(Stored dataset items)
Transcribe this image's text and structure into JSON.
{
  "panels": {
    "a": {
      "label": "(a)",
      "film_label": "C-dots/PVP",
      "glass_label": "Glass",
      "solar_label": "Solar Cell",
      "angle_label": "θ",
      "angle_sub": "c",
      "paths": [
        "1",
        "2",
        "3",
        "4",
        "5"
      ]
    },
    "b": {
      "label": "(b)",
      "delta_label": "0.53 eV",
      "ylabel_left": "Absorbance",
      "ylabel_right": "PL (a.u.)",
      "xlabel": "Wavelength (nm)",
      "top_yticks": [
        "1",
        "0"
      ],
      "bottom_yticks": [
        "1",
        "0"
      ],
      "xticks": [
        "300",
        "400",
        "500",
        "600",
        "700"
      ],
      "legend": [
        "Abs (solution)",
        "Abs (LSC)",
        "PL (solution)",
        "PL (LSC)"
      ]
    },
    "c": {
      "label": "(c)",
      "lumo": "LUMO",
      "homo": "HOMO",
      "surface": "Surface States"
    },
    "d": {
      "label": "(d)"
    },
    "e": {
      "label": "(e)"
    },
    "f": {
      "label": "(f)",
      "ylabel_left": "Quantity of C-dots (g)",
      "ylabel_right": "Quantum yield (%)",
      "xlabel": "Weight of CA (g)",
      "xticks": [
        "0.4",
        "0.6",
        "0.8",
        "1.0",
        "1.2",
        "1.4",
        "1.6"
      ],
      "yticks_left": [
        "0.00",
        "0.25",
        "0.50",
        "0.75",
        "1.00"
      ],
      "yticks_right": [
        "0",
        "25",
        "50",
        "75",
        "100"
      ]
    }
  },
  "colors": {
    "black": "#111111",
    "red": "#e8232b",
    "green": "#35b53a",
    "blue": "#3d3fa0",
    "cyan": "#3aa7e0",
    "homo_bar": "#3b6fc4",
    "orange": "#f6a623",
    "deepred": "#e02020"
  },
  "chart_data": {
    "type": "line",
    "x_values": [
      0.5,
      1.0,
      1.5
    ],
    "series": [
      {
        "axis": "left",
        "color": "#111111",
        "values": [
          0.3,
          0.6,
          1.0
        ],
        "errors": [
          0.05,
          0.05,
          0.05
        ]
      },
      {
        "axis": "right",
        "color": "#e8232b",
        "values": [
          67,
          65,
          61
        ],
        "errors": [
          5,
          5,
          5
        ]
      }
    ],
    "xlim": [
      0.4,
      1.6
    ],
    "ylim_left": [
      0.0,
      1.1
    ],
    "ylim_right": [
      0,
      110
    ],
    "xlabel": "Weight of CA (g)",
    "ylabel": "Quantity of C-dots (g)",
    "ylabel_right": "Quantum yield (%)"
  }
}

---

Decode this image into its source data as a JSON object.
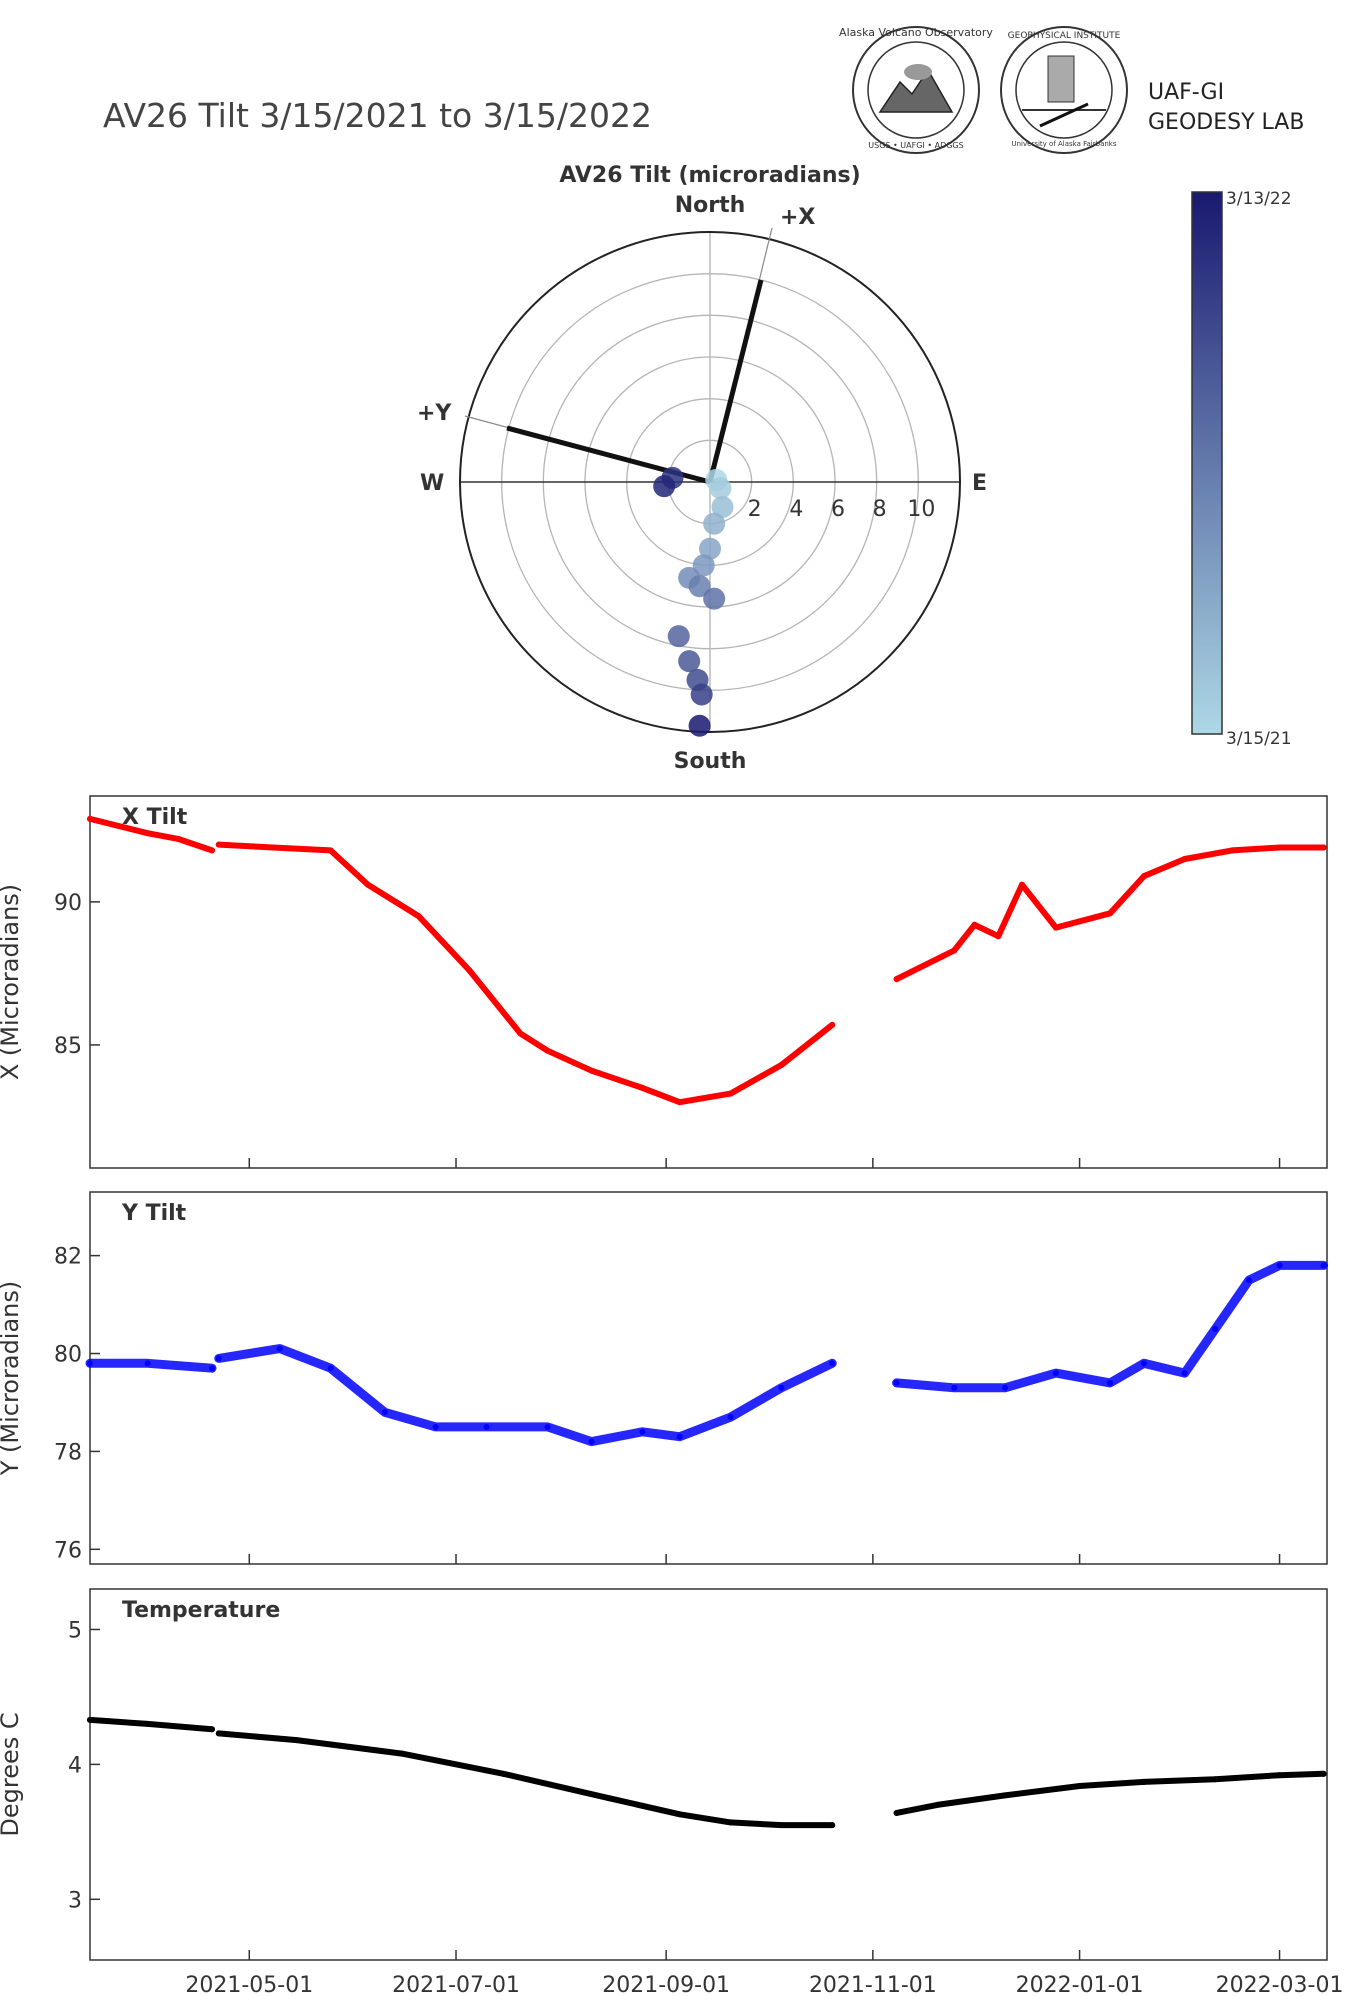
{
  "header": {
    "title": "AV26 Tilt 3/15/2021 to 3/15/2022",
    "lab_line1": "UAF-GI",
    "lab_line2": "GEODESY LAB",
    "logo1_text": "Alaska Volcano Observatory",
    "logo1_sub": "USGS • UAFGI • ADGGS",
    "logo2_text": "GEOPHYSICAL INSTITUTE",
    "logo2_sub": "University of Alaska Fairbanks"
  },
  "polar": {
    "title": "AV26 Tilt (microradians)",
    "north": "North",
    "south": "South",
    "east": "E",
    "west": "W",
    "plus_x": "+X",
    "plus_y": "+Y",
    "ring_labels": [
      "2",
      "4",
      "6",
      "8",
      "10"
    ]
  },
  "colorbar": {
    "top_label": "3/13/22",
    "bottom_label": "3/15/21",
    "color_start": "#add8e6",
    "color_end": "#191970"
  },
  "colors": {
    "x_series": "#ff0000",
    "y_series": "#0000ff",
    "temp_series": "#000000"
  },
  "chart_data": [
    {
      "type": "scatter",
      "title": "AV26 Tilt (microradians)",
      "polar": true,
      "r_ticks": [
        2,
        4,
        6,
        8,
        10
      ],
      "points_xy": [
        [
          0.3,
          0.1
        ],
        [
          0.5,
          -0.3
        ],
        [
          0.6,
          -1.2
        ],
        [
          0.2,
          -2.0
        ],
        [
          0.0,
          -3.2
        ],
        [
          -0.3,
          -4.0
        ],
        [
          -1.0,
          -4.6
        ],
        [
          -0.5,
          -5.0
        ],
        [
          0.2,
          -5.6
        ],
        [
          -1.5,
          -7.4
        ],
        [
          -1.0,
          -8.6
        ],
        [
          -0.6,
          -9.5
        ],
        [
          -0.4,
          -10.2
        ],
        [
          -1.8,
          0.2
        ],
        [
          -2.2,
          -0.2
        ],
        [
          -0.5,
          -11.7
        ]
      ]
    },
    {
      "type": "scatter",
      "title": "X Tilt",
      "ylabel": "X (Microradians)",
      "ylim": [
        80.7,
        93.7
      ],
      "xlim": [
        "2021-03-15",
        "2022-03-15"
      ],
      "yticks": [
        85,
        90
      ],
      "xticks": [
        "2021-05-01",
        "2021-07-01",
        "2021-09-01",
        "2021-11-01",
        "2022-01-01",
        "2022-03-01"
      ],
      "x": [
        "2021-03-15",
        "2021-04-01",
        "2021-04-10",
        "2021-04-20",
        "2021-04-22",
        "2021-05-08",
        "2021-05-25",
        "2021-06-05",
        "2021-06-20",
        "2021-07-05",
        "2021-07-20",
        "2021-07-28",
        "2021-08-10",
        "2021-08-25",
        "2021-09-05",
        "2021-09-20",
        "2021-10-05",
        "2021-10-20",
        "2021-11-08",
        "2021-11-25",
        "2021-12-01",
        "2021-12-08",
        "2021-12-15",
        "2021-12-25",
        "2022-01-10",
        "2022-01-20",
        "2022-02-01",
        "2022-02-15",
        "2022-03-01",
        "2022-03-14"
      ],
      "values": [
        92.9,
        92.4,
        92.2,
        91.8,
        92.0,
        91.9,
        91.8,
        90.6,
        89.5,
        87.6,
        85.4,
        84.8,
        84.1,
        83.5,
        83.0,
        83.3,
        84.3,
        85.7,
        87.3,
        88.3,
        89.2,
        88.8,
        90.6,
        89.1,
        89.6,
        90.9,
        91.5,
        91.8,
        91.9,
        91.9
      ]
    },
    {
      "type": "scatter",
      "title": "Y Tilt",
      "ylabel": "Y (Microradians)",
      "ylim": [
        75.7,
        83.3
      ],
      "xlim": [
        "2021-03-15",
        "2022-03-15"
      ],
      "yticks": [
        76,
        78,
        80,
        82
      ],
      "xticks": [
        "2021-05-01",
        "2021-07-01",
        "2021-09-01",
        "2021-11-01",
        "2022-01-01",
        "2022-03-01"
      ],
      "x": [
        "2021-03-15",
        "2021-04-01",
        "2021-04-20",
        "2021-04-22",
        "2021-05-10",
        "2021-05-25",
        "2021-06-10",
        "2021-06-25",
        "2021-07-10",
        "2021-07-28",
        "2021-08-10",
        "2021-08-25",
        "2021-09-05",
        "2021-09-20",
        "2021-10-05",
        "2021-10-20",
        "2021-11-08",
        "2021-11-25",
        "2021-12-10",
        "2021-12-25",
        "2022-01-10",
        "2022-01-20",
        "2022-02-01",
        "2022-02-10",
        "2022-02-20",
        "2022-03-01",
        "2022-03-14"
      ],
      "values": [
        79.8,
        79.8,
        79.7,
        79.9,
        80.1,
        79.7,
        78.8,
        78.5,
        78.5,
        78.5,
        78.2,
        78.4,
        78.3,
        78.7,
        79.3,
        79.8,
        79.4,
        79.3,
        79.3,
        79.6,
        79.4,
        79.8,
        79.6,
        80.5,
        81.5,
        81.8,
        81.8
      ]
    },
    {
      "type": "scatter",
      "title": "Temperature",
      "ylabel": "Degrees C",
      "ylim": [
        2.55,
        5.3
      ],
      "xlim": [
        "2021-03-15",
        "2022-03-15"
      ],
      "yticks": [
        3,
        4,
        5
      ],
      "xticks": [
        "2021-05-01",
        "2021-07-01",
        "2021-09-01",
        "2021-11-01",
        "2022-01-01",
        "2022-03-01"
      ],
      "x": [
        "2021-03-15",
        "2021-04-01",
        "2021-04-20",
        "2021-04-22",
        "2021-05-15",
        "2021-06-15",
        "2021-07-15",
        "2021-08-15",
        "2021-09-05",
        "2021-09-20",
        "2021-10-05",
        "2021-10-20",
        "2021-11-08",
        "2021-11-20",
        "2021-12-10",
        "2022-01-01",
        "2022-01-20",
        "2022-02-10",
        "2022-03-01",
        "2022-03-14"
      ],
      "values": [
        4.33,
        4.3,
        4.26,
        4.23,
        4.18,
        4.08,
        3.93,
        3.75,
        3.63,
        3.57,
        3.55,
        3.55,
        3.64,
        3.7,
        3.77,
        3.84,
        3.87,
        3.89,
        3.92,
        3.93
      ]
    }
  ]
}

__Task requirements__.
Look through the lines above and collect those with the word "Quantity".

__Result of this task__.
      "ylabel_left": "Quantity of C-dots (g)",
    "ylabel": "Quantity of C-dots (g)",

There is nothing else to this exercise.